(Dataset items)
-- start --

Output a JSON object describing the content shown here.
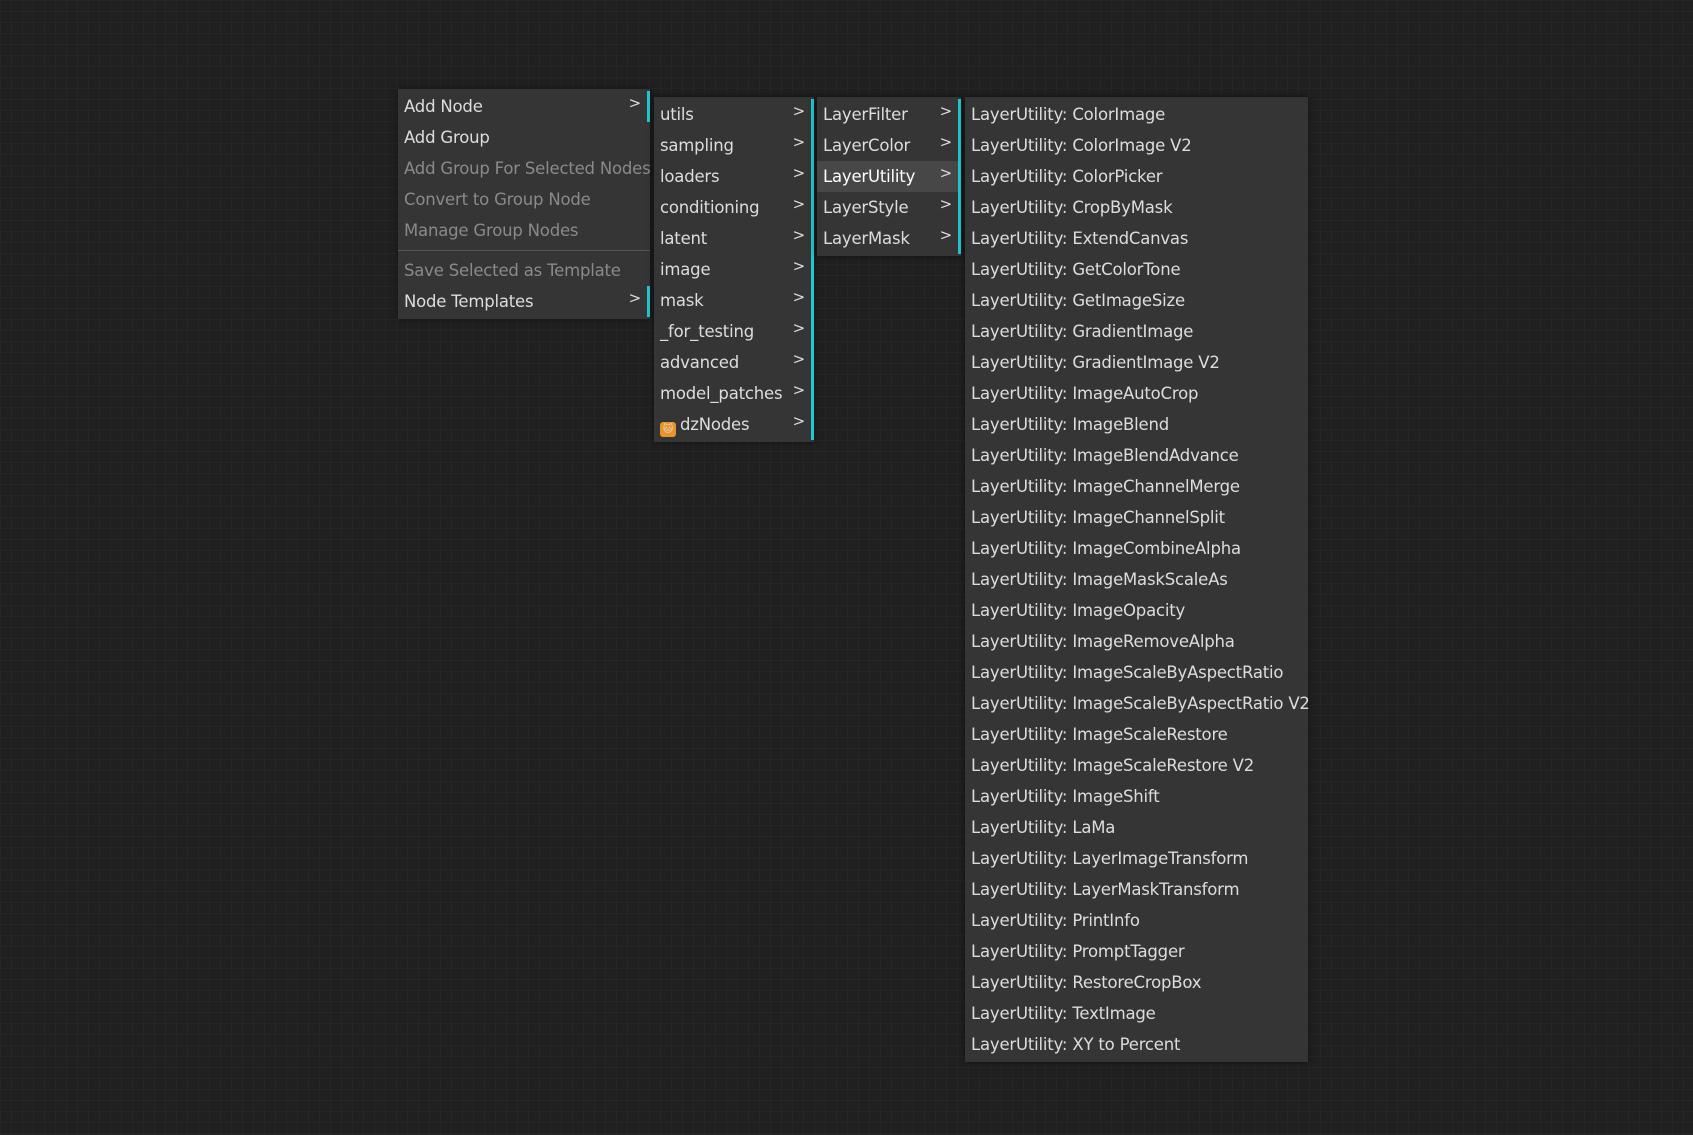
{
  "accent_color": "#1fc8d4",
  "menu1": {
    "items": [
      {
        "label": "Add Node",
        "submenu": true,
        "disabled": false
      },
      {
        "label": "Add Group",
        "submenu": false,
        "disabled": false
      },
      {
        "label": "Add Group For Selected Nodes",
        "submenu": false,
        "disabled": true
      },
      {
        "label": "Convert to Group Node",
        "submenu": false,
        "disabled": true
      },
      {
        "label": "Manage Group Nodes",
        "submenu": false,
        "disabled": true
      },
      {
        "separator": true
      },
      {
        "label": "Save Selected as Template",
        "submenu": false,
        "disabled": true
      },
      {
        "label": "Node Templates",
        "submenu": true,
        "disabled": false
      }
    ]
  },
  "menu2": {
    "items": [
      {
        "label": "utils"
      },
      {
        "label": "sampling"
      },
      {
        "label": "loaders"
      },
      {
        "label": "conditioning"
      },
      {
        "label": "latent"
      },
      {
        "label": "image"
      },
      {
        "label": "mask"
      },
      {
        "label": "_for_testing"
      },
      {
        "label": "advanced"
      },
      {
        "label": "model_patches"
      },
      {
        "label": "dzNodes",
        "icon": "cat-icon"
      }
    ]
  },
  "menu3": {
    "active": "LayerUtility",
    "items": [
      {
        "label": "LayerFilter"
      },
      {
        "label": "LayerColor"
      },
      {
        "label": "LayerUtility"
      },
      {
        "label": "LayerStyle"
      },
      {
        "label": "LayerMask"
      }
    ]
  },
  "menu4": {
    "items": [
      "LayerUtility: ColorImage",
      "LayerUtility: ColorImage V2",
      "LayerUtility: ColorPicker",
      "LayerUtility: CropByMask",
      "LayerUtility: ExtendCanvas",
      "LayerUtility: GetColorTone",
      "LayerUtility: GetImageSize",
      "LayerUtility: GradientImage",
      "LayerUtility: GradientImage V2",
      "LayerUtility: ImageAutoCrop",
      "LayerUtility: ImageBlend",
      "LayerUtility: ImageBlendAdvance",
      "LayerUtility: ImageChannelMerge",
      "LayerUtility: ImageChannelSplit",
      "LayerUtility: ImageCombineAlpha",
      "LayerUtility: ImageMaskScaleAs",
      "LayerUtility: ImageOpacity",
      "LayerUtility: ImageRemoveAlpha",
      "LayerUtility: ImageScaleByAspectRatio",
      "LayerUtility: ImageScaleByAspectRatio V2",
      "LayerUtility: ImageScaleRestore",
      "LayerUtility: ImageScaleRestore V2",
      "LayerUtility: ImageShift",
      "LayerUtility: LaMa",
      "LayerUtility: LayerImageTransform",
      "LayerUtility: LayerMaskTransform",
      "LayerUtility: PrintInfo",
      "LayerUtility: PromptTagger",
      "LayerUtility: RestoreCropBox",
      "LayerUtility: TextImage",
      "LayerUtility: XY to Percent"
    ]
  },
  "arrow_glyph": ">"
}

-- end --

**The exercise:** Copy out every line in the listing where the word "Group" appears.

**Result:**
        "label": "Add Group",
        "label": "Add Group For Selected Nodes",
        "label": "Convert to Group Node",
        "label": "Manage Group Nodes",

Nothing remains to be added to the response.